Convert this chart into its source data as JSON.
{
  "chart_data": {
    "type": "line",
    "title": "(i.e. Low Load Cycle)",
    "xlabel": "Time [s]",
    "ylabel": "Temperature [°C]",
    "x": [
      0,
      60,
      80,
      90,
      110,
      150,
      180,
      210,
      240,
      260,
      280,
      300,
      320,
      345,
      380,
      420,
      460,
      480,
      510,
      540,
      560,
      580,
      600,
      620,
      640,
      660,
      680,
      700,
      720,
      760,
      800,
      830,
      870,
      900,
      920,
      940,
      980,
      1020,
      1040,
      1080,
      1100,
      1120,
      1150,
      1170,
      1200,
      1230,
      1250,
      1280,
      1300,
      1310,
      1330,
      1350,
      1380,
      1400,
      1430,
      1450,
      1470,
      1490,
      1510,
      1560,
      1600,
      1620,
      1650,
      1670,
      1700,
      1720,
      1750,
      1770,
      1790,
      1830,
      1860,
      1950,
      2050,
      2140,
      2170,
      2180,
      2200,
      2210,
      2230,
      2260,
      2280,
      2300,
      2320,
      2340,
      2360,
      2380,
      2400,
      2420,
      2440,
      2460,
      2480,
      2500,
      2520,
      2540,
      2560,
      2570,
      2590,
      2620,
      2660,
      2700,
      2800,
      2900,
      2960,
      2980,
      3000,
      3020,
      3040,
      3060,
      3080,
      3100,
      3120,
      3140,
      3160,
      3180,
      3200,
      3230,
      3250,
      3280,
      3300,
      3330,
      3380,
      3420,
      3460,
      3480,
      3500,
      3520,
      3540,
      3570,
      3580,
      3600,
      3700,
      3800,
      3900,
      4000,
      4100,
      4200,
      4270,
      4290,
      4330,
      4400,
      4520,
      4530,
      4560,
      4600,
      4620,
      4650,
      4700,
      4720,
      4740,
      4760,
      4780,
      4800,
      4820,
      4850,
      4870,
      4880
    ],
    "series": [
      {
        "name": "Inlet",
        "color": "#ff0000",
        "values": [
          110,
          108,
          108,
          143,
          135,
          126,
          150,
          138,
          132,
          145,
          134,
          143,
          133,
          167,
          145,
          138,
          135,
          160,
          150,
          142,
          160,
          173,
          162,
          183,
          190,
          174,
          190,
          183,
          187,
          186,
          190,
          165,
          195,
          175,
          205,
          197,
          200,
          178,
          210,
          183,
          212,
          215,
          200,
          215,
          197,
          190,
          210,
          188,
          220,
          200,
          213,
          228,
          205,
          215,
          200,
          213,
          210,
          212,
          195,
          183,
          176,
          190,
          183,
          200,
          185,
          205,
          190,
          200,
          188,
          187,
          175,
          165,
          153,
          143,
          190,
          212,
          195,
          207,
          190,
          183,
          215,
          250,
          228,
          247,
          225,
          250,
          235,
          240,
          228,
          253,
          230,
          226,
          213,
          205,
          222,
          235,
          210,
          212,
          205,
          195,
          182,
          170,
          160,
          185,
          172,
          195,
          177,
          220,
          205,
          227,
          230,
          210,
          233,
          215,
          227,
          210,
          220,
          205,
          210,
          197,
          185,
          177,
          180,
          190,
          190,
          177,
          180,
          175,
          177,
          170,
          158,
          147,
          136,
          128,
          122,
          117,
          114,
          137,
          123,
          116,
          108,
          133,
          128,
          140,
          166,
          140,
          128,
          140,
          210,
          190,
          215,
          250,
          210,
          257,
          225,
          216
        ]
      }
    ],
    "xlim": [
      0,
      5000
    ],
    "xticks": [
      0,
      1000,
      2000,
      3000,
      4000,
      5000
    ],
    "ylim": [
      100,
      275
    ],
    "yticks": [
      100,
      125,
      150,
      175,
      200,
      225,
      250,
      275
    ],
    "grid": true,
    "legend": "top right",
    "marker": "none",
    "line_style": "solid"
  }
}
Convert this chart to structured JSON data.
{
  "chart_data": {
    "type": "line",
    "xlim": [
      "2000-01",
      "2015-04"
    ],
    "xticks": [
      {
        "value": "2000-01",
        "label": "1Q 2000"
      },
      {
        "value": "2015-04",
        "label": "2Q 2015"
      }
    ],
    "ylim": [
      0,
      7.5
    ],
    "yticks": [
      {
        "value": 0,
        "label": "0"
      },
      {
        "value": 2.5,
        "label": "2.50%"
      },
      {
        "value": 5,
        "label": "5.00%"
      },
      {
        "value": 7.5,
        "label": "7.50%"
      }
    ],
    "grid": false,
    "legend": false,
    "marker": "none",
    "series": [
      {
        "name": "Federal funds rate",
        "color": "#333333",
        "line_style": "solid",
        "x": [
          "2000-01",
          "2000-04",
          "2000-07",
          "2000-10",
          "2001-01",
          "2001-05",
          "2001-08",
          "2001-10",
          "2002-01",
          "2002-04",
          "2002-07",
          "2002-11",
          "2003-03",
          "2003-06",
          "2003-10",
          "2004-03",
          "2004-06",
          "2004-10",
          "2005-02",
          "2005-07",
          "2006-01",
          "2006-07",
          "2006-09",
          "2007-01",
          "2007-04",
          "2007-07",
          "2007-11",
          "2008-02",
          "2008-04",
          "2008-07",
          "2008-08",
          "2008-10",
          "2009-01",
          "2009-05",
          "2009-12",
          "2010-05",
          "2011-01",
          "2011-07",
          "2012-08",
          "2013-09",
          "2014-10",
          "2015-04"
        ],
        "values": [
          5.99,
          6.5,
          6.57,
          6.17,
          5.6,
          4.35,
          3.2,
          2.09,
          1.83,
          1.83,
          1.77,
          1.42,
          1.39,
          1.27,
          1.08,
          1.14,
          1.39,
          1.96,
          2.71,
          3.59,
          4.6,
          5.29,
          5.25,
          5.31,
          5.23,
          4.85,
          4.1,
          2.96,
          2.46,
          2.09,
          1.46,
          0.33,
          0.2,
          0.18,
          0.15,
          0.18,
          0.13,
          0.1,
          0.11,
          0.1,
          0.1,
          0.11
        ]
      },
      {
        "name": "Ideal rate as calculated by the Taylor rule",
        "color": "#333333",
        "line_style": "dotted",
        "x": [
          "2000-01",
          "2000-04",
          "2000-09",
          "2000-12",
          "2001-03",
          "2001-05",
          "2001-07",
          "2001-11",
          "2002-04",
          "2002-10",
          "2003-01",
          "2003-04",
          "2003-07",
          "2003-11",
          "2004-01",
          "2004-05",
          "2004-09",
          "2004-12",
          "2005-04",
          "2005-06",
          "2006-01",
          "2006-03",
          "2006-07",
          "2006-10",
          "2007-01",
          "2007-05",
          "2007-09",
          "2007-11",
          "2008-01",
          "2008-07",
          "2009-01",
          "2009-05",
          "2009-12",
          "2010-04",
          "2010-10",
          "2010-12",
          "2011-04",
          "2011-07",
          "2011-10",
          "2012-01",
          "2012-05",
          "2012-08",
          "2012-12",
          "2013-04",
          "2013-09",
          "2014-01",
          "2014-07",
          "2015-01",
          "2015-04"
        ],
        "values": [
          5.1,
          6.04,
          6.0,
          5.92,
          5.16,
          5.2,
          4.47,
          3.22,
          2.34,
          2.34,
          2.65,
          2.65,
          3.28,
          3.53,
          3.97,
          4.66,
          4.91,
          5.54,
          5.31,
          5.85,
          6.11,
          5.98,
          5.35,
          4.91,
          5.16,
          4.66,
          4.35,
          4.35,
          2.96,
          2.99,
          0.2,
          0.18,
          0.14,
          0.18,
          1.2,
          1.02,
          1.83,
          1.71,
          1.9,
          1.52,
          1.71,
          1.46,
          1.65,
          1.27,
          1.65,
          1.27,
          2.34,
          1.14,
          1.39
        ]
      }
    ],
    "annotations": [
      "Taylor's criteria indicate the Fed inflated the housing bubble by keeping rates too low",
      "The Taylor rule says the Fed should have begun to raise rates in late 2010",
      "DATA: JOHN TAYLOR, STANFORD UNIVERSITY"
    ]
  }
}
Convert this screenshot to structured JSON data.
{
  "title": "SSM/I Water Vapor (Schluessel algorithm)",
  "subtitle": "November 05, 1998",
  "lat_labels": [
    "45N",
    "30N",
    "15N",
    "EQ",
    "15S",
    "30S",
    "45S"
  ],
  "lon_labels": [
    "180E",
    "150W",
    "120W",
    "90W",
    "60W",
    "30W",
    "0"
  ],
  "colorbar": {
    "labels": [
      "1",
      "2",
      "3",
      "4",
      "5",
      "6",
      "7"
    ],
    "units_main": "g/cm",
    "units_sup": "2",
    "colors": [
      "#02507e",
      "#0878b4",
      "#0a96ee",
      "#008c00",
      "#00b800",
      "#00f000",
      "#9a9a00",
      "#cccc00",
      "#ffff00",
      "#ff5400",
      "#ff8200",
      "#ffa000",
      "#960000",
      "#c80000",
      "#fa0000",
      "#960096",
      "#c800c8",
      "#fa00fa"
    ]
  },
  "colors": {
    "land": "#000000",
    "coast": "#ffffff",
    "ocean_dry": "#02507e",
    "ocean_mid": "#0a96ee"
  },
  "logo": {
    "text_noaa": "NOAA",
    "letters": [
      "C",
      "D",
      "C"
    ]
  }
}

========================================================================

Aim = Each line from the one containing "Convert this screenshot" through the end of the entries, both included, is to be returned exactly, with no other lines.

Task answer =
Convert this screenshot to structured JSON data.
{
  "title": "SSM/I Water Vapor (Schluessel algorithm)",
  "subtitle": "November 05, 1998",
  "lat_labels": [
    "45N",
    "30N",
    "15N",
    "EQ",
    "15S",
    "30S",
    "45S"
  ],
  "lon_labels": [
    "180E",
    "150W",
    "120W",
    "90W",
    "60W",
    "30W",
    "0"
  ],
  "colorbar": {
    "labels": [
      "1",
      "2",
      "3",
      "4",
      "5",
      "6",
      "7"
    ],
    "units_main": "g/cm",
    "units_sup": "2",
    "colors": [
      "#02507e",
      "#0878b4",
      "#0a96ee",
      "#008c00",
      "#00b800",
      "#00f000",
      "#9a9a00",
      "#cccc00",
      "#ffff00",
      "#ff5400",
      "#ff8200",
      "#ffa000",
      "#960000",
      "#c80000",
      "#fa0000",
      "#960096",
      "#c800c8",
      "#fa00fa"
    ]
  },
  "colors": {
    "land": "#000000",
    "coast": "#ffffff",
    "ocean_dry": "#02507e",
    "ocean_mid": "#0a96ee"
  },
  "logo": {
    "text_noaa": "NOAA",
    "letters": [
      "C",
      "D",
      "C"
    ]
  }
}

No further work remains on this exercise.